Material for this exercise
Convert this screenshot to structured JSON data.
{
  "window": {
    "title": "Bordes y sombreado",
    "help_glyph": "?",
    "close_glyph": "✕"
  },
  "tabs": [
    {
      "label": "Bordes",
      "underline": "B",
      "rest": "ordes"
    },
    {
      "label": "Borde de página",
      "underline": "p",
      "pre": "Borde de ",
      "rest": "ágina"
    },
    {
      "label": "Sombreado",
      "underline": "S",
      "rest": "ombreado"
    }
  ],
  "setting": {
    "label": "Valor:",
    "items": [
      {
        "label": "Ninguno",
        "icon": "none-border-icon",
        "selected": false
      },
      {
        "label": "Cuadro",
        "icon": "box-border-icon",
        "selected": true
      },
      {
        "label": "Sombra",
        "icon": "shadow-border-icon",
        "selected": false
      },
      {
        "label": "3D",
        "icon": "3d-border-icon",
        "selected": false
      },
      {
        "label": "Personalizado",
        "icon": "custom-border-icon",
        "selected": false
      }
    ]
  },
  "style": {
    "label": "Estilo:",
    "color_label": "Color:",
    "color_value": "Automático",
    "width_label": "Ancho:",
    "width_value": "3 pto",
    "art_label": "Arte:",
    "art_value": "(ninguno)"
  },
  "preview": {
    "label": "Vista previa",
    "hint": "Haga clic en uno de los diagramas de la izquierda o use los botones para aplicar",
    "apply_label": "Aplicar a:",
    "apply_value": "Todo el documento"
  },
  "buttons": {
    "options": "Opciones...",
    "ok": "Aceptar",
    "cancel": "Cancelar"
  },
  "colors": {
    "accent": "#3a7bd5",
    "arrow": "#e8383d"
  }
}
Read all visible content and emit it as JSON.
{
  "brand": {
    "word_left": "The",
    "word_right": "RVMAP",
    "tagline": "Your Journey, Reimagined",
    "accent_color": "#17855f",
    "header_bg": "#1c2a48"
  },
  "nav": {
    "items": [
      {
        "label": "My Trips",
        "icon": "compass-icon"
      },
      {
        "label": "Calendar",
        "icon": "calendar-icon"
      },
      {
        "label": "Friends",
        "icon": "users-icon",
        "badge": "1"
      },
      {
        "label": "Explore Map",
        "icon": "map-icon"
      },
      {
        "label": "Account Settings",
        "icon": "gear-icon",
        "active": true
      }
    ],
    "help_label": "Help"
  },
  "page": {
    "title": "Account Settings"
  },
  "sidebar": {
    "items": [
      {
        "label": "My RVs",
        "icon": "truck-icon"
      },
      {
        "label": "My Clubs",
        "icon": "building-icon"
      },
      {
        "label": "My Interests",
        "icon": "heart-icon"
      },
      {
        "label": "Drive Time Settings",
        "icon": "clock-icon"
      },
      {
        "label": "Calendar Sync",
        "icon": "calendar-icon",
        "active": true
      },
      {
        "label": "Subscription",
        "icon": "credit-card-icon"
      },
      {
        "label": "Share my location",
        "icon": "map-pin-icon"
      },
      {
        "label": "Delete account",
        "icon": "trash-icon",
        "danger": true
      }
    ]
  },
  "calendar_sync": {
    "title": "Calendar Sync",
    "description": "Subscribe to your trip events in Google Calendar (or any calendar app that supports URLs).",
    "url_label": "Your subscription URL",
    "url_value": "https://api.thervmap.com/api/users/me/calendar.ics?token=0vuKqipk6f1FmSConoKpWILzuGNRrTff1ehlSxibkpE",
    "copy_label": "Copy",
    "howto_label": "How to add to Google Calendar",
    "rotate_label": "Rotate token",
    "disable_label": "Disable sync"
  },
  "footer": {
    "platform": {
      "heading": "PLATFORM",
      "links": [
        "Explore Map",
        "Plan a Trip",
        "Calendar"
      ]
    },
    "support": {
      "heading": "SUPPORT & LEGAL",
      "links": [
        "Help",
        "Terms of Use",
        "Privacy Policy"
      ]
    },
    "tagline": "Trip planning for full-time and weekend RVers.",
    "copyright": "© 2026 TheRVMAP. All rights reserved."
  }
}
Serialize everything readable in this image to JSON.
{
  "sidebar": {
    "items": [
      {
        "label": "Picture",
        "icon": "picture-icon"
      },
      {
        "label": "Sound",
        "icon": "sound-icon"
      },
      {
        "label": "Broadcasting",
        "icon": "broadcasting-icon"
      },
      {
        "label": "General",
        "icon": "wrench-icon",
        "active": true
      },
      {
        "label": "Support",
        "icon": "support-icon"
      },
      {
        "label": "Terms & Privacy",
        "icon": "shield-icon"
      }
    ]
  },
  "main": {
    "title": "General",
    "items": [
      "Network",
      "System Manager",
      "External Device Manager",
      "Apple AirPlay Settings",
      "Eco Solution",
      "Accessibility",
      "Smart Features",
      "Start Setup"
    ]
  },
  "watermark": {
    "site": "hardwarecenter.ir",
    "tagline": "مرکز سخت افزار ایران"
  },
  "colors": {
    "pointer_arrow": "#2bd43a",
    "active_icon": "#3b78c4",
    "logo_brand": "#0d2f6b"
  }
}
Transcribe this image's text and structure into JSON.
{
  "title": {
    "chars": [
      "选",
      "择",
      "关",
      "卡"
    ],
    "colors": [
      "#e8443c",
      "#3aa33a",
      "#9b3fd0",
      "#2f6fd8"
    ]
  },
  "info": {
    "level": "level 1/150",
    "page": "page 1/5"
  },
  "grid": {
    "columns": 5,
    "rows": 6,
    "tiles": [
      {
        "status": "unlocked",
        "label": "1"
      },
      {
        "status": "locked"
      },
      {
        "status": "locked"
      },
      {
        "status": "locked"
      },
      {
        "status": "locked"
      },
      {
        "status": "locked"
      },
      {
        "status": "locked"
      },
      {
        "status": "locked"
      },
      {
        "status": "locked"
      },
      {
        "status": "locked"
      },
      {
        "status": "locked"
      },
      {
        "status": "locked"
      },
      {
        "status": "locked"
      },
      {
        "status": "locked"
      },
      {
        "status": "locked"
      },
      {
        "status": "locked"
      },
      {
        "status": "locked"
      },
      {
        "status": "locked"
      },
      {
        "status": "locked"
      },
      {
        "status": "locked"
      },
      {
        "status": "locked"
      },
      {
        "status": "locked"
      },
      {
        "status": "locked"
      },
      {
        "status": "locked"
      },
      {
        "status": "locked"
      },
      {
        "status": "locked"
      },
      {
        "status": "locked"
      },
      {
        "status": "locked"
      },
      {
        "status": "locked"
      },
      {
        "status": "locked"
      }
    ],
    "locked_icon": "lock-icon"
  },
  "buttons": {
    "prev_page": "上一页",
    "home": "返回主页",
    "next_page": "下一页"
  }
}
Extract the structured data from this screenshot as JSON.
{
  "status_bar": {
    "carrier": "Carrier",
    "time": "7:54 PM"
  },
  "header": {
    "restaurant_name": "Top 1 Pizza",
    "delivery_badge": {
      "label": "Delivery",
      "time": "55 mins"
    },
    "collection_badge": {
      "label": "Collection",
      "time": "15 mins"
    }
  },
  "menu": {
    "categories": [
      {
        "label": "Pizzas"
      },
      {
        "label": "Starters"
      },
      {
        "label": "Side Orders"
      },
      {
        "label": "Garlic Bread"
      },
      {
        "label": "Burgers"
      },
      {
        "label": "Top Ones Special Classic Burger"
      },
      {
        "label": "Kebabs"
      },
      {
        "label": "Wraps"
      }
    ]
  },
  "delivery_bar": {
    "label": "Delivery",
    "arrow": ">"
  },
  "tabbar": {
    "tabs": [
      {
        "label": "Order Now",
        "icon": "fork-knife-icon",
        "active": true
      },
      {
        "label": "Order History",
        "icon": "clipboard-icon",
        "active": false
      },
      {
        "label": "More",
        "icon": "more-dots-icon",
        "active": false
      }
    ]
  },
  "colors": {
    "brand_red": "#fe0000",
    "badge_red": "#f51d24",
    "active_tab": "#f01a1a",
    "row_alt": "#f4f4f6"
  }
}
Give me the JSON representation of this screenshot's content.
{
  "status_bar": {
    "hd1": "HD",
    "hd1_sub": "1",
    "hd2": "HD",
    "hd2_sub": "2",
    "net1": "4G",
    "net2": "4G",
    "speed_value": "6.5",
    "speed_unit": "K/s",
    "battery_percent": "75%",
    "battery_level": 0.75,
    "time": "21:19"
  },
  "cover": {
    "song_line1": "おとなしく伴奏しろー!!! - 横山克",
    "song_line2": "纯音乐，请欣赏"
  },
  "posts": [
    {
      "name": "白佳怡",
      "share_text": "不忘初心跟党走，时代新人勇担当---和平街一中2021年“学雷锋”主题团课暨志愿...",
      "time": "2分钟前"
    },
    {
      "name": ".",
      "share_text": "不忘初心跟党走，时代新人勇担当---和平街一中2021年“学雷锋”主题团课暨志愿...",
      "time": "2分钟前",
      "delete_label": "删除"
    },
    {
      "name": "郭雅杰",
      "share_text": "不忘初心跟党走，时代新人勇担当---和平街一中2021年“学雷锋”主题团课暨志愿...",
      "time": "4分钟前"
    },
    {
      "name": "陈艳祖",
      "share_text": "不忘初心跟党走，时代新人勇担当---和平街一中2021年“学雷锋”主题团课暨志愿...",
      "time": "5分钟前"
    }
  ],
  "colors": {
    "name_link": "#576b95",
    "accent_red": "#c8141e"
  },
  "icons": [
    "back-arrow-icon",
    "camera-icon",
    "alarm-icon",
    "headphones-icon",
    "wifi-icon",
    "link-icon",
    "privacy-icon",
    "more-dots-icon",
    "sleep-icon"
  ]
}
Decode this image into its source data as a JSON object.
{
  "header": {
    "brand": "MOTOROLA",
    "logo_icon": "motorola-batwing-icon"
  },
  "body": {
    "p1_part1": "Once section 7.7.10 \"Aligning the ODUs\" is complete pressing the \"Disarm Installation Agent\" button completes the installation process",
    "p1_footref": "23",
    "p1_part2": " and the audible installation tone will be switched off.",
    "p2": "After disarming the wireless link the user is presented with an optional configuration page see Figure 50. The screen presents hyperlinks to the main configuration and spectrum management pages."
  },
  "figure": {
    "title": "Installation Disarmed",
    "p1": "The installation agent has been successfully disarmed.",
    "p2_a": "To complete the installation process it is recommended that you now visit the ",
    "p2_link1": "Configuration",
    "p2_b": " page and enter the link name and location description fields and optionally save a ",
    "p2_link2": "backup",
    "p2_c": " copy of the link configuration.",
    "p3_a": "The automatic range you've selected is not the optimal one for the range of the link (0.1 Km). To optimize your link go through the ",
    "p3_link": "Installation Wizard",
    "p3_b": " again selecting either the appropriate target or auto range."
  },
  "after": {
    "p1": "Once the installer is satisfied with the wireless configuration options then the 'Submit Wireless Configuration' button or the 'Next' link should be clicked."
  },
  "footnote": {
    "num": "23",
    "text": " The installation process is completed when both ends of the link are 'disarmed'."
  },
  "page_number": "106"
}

Goal of the exercise
Track down every line holding the string "location" and copy it.

Completed task
        "label": "Share my location",
    "p2_b": " page and enter the link name and location description fields and optionally save a ",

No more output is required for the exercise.